◆ RECORDS FOR THIS TASK ◆
-- Opening Marker --
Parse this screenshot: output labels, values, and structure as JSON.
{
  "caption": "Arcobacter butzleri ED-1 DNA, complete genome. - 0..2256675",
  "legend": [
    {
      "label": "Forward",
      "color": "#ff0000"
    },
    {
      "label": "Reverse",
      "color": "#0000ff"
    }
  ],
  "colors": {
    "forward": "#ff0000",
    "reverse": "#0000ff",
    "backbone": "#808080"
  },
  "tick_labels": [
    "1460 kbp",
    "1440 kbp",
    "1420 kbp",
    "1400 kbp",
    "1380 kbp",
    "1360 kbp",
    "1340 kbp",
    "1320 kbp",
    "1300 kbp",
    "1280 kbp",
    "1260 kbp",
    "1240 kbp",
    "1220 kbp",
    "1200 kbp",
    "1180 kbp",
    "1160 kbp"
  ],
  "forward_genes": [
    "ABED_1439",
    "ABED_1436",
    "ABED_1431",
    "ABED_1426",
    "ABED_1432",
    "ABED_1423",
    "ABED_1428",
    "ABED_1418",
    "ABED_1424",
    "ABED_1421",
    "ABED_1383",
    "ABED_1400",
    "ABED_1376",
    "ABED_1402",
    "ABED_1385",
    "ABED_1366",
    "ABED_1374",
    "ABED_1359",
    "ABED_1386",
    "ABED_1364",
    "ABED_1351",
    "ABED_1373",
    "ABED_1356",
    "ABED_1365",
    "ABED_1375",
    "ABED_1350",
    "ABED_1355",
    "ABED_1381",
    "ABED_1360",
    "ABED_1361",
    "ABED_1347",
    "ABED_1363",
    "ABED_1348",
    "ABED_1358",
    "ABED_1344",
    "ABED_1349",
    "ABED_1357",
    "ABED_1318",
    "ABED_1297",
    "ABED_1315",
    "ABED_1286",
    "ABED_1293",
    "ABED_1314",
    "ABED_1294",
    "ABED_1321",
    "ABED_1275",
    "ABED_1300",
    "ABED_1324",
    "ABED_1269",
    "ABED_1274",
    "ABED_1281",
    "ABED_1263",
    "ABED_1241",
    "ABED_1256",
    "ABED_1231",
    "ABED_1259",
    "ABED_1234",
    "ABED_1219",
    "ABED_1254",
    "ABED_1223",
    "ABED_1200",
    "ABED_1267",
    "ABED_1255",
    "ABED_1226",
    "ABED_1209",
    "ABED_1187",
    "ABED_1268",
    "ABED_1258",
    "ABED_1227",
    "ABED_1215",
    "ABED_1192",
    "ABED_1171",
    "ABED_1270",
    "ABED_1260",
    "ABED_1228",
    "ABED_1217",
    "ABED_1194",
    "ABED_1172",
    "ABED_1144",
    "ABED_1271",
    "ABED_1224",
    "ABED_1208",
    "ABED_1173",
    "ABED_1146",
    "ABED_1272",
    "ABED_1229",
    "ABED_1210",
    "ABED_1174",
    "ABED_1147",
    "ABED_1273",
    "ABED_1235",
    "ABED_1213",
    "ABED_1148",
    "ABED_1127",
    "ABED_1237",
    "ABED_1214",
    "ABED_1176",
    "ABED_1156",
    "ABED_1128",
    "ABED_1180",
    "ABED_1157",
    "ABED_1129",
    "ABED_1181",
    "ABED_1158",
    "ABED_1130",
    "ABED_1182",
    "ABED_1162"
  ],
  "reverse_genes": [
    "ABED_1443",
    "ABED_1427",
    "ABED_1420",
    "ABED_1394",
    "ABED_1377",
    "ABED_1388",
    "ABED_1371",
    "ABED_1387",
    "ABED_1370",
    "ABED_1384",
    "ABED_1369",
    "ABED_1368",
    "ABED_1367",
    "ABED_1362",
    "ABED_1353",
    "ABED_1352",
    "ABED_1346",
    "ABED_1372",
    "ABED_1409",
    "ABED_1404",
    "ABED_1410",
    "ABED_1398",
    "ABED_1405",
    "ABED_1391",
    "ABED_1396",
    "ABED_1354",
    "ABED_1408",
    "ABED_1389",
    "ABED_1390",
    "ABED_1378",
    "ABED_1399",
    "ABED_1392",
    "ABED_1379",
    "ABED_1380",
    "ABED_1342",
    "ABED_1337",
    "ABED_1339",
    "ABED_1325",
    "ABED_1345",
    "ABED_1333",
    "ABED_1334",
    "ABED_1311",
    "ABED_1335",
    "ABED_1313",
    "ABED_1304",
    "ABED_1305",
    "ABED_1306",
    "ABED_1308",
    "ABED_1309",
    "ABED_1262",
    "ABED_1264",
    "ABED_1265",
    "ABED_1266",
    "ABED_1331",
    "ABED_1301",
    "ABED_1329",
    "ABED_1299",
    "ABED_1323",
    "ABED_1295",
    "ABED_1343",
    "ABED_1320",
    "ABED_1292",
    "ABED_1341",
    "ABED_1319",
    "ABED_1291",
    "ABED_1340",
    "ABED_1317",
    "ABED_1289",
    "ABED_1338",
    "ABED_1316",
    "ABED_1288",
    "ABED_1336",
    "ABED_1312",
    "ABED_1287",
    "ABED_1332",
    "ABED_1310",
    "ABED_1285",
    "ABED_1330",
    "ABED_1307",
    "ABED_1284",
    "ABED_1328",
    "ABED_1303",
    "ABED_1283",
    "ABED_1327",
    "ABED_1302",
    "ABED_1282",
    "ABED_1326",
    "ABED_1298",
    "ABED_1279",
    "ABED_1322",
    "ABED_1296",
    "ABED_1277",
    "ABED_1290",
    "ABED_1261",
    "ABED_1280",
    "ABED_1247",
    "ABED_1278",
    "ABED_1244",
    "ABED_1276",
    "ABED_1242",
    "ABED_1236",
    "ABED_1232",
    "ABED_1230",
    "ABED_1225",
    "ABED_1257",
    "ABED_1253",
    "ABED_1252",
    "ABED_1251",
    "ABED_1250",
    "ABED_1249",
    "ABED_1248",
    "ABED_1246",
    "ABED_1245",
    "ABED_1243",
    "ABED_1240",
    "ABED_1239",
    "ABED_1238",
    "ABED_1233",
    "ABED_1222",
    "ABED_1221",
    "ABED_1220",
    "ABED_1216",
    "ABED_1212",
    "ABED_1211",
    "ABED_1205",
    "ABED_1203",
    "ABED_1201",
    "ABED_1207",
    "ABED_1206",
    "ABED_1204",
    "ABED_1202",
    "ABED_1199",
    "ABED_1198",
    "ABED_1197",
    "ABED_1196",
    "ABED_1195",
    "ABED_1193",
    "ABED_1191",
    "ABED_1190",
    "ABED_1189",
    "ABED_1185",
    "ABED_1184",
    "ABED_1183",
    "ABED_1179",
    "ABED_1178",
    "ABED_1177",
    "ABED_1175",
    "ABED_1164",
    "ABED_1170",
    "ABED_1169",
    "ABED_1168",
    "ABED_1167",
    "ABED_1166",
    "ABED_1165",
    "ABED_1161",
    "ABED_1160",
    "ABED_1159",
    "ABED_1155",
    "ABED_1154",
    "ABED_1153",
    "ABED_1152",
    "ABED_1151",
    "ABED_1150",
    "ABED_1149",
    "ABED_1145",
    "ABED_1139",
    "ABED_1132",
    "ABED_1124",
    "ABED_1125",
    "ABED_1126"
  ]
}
-- Closing Marker --
Every record must be transcribed exactly as written.

Parse this screenshot: output labels, values, and structure as JSON.
{
  "caption": "Arcobacter butzleri ED-1 DNA, complete genome. - 0..2256675",
  "legend": [
    {
      "label": "Forward",
      "color": "#ff0000"
    },
    {
      "label": "Reverse",
      "color": "#0000ff"
    }
  ],
  "colors": {
    "forward": "#ff0000",
    "reverse": "#0000ff",
    "backbone": "#808080"
  },
  "tick_labels": [
    "1460 kbp",
    "1440 kbp",
    "1420 kbp",
    "1400 kbp",
    "1380 kbp",
    "1360 kbp",
    "1340 kbp",
    "1320 kbp",
    "1300 kbp",
    "1280 kbp",
    "1260 kbp",
    "1240 kbp",
    "1220 kbp",
    "1200 kbp",
    "1180 kbp",
    "1160 kbp"
  ],
  "forward_genes": [
    "ABED_1439",
    "ABED_1436",
    "ABED_1431",
    "ABED_1426",
    "ABED_1432",
    "ABED_1423",
    "ABED_1428",
    "ABED_1418",
    "ABED_1424",
    "ABED_1421",
    "ABED_1383",
    "ABED_1400",
    "ABED_1376",
    "ABED_1402",
    "ABED_1385",
    "ABED_1366",
    "ABED_1374",
    "ABED_1359",
    "ABED_1386",
    "ABED_1364",
    "ABED_1351",
    "ABED_1373",
    "ABED_1356",
    "ABED_1365",
    "ABED_1375",
    "ABED_1350",
    "ABED_1355",
    "ABED_1381",
    "ABED_1360",
    "ABED_1361",
    "ABED_1347",
    "ABED_1363",
    "ABED_1348",
    "ABED_1358",
    "ABED_1344",
    "ABED_1349",
    "ABED_1357",
    "ABED_1318",
    "ABED_1297",
    "ABED_1315",
    "ABED_1286",
    "ABED_1293",
    "ABED_1314",
    "ABED_1294",
    "ABED_1321",
    "ABED_1275",
    "ABED_1300",
    "ABED_1324",
    "ABED_1269",
    "ABED_1274",
    "ABED_1281",
    "ABED_1263",
    "ABED_1241",
    "ABED_1256",
    "ABED_1231",
    "ABED_1259",
    "ABED_1234",
    "ABED_1219",
    "ABED_1254",
    "ABED_1223",
    "ABED_1200",
    "ABED_1267",
    "ABED_1255",
    "ABED_1226",
    "ABED_1209",
    "ABED_1187",
    "ABED_1268",
    "ABED_1258",
    "ABED_1227",
    "ABED_1215",
    "ABED_1192",
    "ABED_1171",
    "ABED_1270",
    "ABED_1260",
    "ABED_1228",
    "ABED_1217",
    "ABED_1194",
    "ABED_1172",
    "ABED_1144",
    "ABED_1271",
    "ABED_1224",
    "ABED_1208",
    "ABED_1173",
    "ABED_1146",
    "ABED_1272",
    "ABED_1229",
    "ABED_1210",
    "ABED_1174",
    "ABED_1147",
    "ABED_1273",
    "ABED_1235",
    "ABED_1213",
    "ABED_1148",
    "ABED_1127",
    "ABED_1237",
    "ABED_1214",
    "ABED_1176",
    "ABED_1156",
    "ABED_1128",
    "ABED_1180",
    "ABED_1157",
    "ABED_1129",
    "ABED_1181",
    "ABED_1158",
    "ABED_1130",
    "ABED_1182",
    "ABED_1162"
  ],
  "reverse_genes": [
    "ABED_1443",
    "ABED_1427",
    "ABED_1420",
    "ABED_1394",
    "ABED_1377",
    "ABED_1388",
    "ABED_1371",
    "ABED_1387",
    "ABED_1370",
    "ABED_1384",
    "ABED_1369",
    "ABED_1368",
    "ABED_1367",
    "ABED_1362",
    "ABED_1353",
    "ABED_1352",
    "ABED_1346",
    "ABED_1372",
    "ABED_1409",
    "ABED_1404",
    "ABED_1410",
    "ABED_1398",
    "ABED_1405",
    "ABED_1391",
    "ABED_1396",
    "ABED_1354",
    "ABED_1408",
    "ABED_1389",
    "ABED_1390",
    "ABED_1378",
    "ABED_1399",
    "ABED_1392",
    "ABED_1379",
    "ABED_1380",
    "ABED_1342",
    "ABED_1337",
    "ABED_1339",
    "ABED_1325",
    "ABED_1345",
    "ABED_1333",
    "ABED_1334",
    "ABED_1311",
    "ABED_1335",
    "ABED_1313",
    "ABED_1304",
    "ABED_1305",
    "ABED_1306",
    "ABED_1308",
    "ABED_1309",
    "ABED_1262",
    "ABED_1264",
    "ABED_1265",
    "ABED_1266",
    "ABED_1331",
    "ABED_1301",
    "ABED_1329",
    "ABED_1299",
    "ABED_1323",
    "ABED_1295",
    "ABED_1343",
    "ABED_1320",
    "ABED_1292",
    "ABED_1341",
    "ABED_1319",
    "ABED_1291",
    "ABED_1340",
    "ABED_1317",
    "ABED_1289",
    "ABED_1338",
    "ABED_1316",
    "ABED_1288",
    "ABED_1336",
    "ABED_1312",
    "ABED_1287",
    "ABED_1332",
    "ABED_1310",
    "ABED_1285",
    "ABED_1330",
    "ABED_1307",
    "ABED_1284",
    "ABED_1328",
    "ABED_1303",
    "ABED_1283",
    "ABED_1327",
    "ABED_1302",
    "ABED_1282",
    "ABED_1326",
    "ABED_1298",
    "ABED_1279",
    "ABED_1322",
    "ABED_1296",
    "ABED_1277",
    "ABED_1290",
    "ABED_1261",
    "ABED_1280",
    "ABED_1247",
    "ABED_1278",
    "ABED_1244",
    "ABED_1276",
    "ABED_1242",
    "ABED_1236",
    "ABED_1232",
    "ABED_1230",
    "ABED_1225",
    "ABED_1257",
    "ABED_1253",
    "ABED_1252",
    "ABED_1251",
    "ABED_1250",
    "ABED_1249",
    "ABED_1248",
    "ABED_1246",
    "ABED_1245",
    "ABED_1243",
    "ABED_1240",
    "ABED_1239",
    "ABED_1238",
    "ABED_1233",
    "ABED_1222",
    "ABED_1221",
    "ABED_1220",
    "ABED_1216",
    "ABED_1212",
    "ABED_1211",
    "ABED_1205",
    "ABED_1203",
    "ABED_1201",
    "ABED_1207",
    "ABED_1206",
    "ABED_1204",
    "ABED_1202",
    "ABED_1199",
    "ABED_1198",
    "ABED_1197",
    "ABED_1196",
    "ABED_1195",
    "ABED_1193",
    "ABED_1191",
    "ABED_1190",
    "ABED_1189",
    "ABED_1185",
    "ABED_1184",
    "ABED_1183",
    "ABED_1179",
    "ABED_1178",
    "ABED_1177",
    "ABED_1175",
    "ABED_1164",
    "ABED_1170",
    "ABED_1169",
    "ABED_1168",
    "ABED_1167",
    "ABED_1166",
    "ABED_1165",
    "ABED_1161",
    "ABED_1160",
    "ABED_1159",
    "ABED_1155",
    "ABED_1154",
    "ABED_1153",
    "ABED_1152",
    "ABED_1151",
    "ABED_1150",
    "ABED_1149",
    "ABED_1145",
    "ABED_1139",
    "ABED_1132",
    "ABED_1124",
    "ABED_1125",
    "ABED_1126"
  ]
}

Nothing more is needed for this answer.